Written exercise
Reproduce the records below in full and without edits, omitting images.

[Dataset entries]
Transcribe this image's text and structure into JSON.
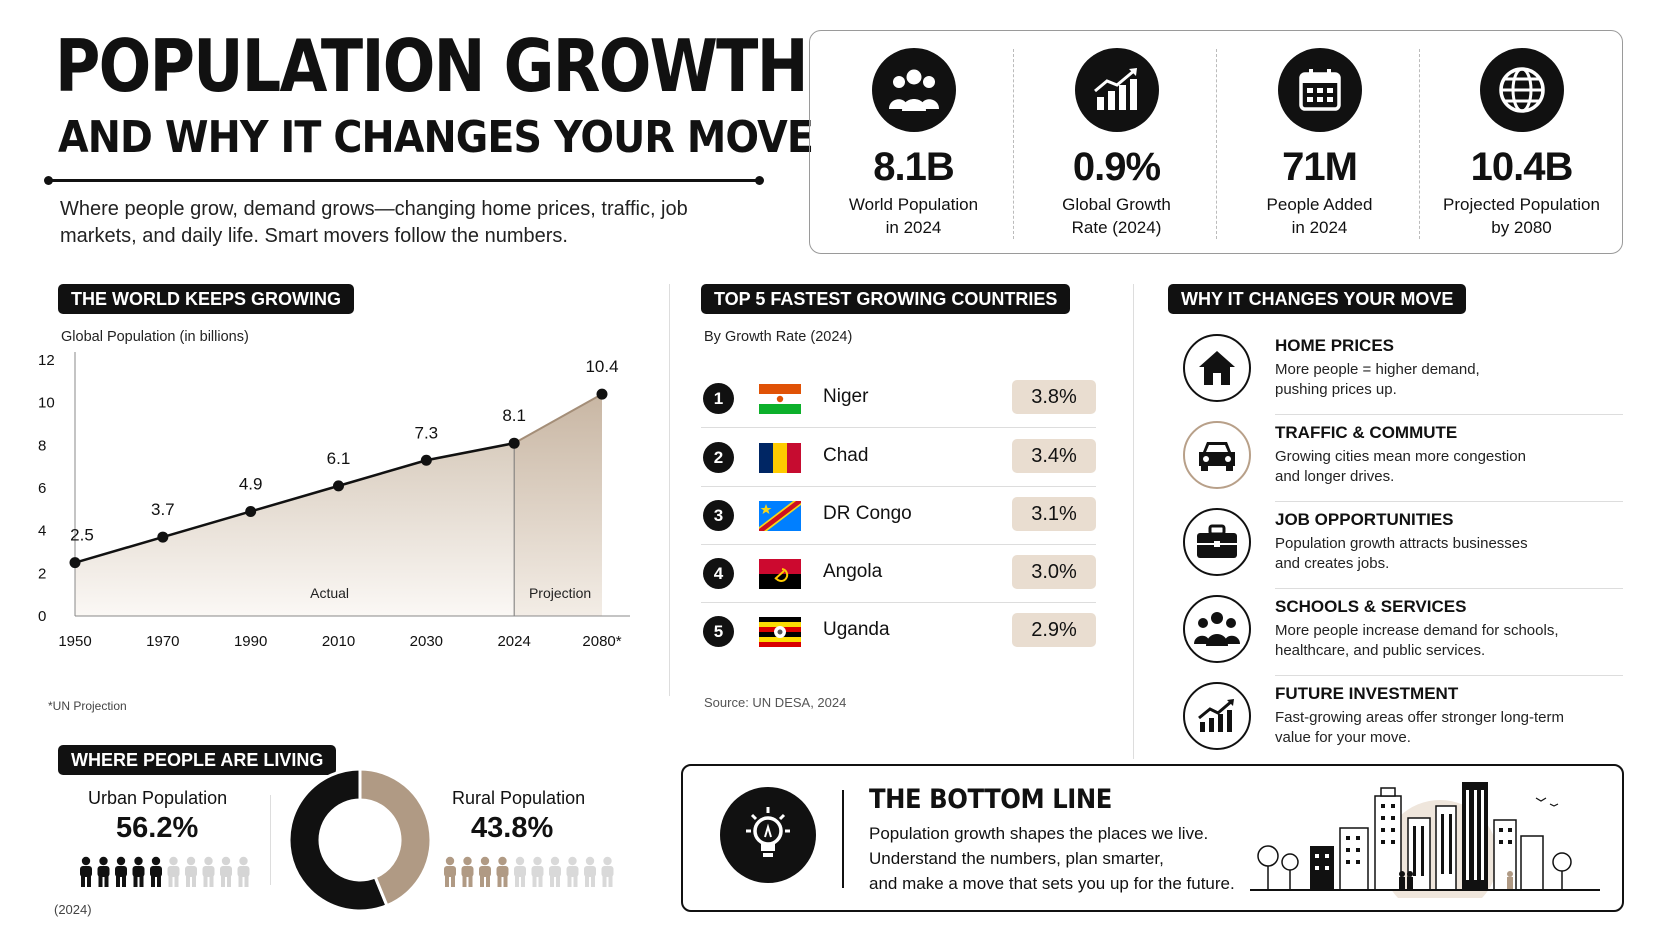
{
  "header": {
    "title_line1": "POPULATION GROWTH",
    "title_line2": "AND WHY IT CHANGES YOUR MOVE",
    "subtitle": "Where people grow, demand grows—changing home prices, traffic, job markets, and daily life. Smart movers follow the numbers."
  },
  "stats": [
    {
      "value": "8.1B",
      "label": "World Population\nin 2024",
      "icon": "people-group-icon"
    },
    {
      "value": "0.9%",
      "label": "Global Growth\nRate (2024)",
      "icon": "growth-chart-icon"
    },
    {
      "value": "71M",
      "label": "People Added\nin 2024",
      "icon": "calendar-icon"
    },
    {
      "value": "10.4B",
      "label": "Projected Population\nby 2080",
      "icon": "globe-icon"
    }
  ],
  "world_section": {
    "heading": "THE WORLD KEEPS GROWING",
    "footnote": "*UN Projection"
  },
  "chart_data": [
    {
      "type": "area",
      "title": "Global Population (in billions)",
      "x": [
        "1950",
        "1970",
        "1990",
        "2010",
        "2030",
        "2024",
        "2080*"
      ],
      "values": [
        2.5,
        3.7,
        4.9,
        6.1,
        7.3,
        8.1,
        10.4
      ],
      "data_labels": [
        "2.5",
        "3.7",
        "4.9",
        "6.1",
        "7.3",
        "8.1",
        "10.4"
      ],
      "yticks": [
        "0",
        "2",
        "4",
        "6",
        "8",
        "10",
        "12"
      ],
      "ylim": [
        0,
        12
      ],
      "regions": [
        "Actual",
        "Projection"
      ],
      "grid": false
    },
    {
      "type": "pie",
      "title": "WHERE PEOPLE ARE LIVING",
      "slices": [
        {
          "name": "Urban Population",
          "value": 56.2,
          "label": "56.2%",
          "color": "#111111"
        },
        {
          "name": "Rural Population",
          "value": 43.8,
          "label": "43.8%",
          "color": "#b09a84"
        }
      ],
      "note": "(2024)"
    },
    {
      "type": "table",
      "title": "TOP 5 FASTEST GROWING COUNTRIES",
      "subtitle": "By Growth Rate (2024)",
      "rows": [
        {
          "rank": "1",
          "country": "Niger",
          "rate": "3.8%"
        },
        {
          "rank": "2",
          "country": "Chad",
          "rate": "3.4%"
        },
        {
          "rank": "3",
          "country": "DR Congo",
          "rate": "3.1%"
        },
        {
          "rank": "4",
          "country": "Angola",
          "rate": "3.0%"
        },
        {
          "rank": "5",
          "country": "Uganda",
          "rate": "2.9%"
        }
      ],
      "source": "Source: UN DESA, 2024"
    }
  ],
  "why": {
    "heading": "WHY IT CHANGES YOUR MOVE",
    "items": [
      {
        "title": "HOME PRICES",
        "desc": "More people = higher demand,\npushing prices up.",
        "icon": "house-icon"
      },
      {
        "title": "TRAFFIC & COMMUTE",
        "desc": "Growing cities mean more congestion\nand longer drives.",
        "icon": "car-icon"
      },
      {
        "title": "JOB OPPORTUNITIES",
        "desc": "Population growth attracts businesses\nand creates jobs.",
        "icon": "briefcase-icon"
      },
      {
        "title": "SCHOOLS & SERVICES",
        "desc": "More people increase demand for schools,\nhealthcare, and public services.",
        "icon": "people-icon"
      },
      {
        "title": "FUTURE INVESTMENT",
        "desc": "Fast-growing areas offer stronger long-term\nvalue for your move.",
        "icon": "trend-up-icon"
      }
    ]
  },
  "bottom_line": {
    "title": "THE BOTTOM LINE",
    "text": "Population growth shapes the places we live.\nUnderstand the numbers, plan smarter,\nand make a move that sets you up for the future."
  },
  "colors": {
    "accent": "#111111",
    "beige": "#b09a84",
    "beige_light": "#e9ddd0"
  }
}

Finished exercise
Transcribe this image's text and structure into JSON.
{
  "header": {
    "title_line1": "POPULATION GROWTH",
    "title_line2": "AND WHY IT CHANGES YOUR MOVE",
    "subtitle": "Where people grow, demand grows—changing home prices, traffic, job markets, and daily life. Smart movers follow the numbers."
  },
  "stats": [
    {
      "value": "8.1B",
      "label": "World Population\nin 2024",
      "icon": "people-group-icon"
    },
    {
      "value": "0.9%",
      "label": "Global Growth\nRate (2024)",
      "icon": "growth-chart-icon"
    },
    {
      "value": "71M",
      "label": "People Added\nin 2024",
      "icon": "calendar-icon"
    },
    {
      "value": "10.4B",
      "label": "Projected Population\nby 2080",
      "icon": "globe-icon"
    }
  ],
  "world_section": {
    "heading": "THE WORLD KEEPS GROWING",
    "footnote": "*UN Projection"
  },
  "chart_data": [
    {
      "type": "area",
      "title": "Global Population (in billions)",
      "x": [
        "1950",
        "1970",
        "1990",
        "2010",
        "2030",
        "2024",
        "2080*"
      ],
      "values": [
        2.5,
        3.7,
        4.9,
        6.1,
        7.3,
        8.1,
        10.4
      ],
      "data_labels": [
        "2.5",
        "3.7",
        "4.9",
        "6.1",
        "7.3",
        "8.1",
        "10.4"
      ],
      "yticks": [
        "0",
        "2",
        "4",
        "6",
        "8",
        "10",
        "12"
      ],
      "ylim": [
        0,
        12
      ],
      "regions": [
        "Actual",
        "Projection"
      ],
      "grid": false
    },
    {
      "type": "pie",
      "title": "WHERE PEOPLE ARE LIVING",
      "slices": [
        {
          "name": "Urban Population",
          "value": 56.2,
          "label": "56.2%",
          "color": "#111111"
        },
        {
          "name": "Rural Population",
          "value": 43.8,
          "label": "43.8%",
          "color": "#b09a84"
        }
      ],
      "note": "(2024)"
    },
    {
      "type": "table",
      "title": "TOP 5 FASTEST GROWING COUNTRIES",
      "subtitle": "By Growth Rate (2024)",
      "rows": [
        {
          "rank": "1",
          "country": "Niger",
          "rate": "3.8%"
        },
        {
          "rank": "2",
          "country": "Chad",
          "rate": "3.4%"
        },
        {
          "rank": "3",
          "country": "DR Congo",
          "rate": "3.1%"
        },
        {
          "rank": "4",
          "country": "Angola",
          "rate": "3.0%"
        },
        {
          "rank": "5",
          "country": "Uganda",
          "rate": "2.9%"
        }
      ],
      "source": "Source: UN DESA, 2024"
    }
  ],
  "why": {
    "heading": "WHY IT CHANGES YOUR MOVE",
    "items": [
      {
        "title": "HOME PRICES",
        "desc": "More people = higher demand,\npushing prices up.",
        "icon": "house-icon"
      },
      {
        "title": "TRAFFIC & COMMUTE",
        "desc": "Growing cities mean more congestion\nand longer drives.",
        "icon": "car-icon"
      },
      {
        "title": "JOB OPPORTUNITIES",
        "desc": "Population growth attracts businesses\nand creates jobs.",
        "icon": "briefcase-icon"
      },
      {
        "title": "SCHOOLS & SERVICES",
        "desc": "More people increase demand for schools,\nhealthcare, and public services.",
        "icon": "people-icon"
      },
      {
        "title": "FUTURE INVESTMENT",
        "desc": "Fast-growing areas offer stronger long-term\nvalue for your move.",
        "icon": "trend-up-icon"
      }
    ]
  },
  "bottom_line": {
    "title": "THE BOTTOM LINE",
    "text": "Population growth shapes the places we live.\nUnderstand the numbers, plan smarter,\nand make a move that sets you up for the future."
  },
  "colors": {
    "accent": "#111111",
    "beige": "#b09a84",
    "beige_light": "#e9ddd0"
  }
}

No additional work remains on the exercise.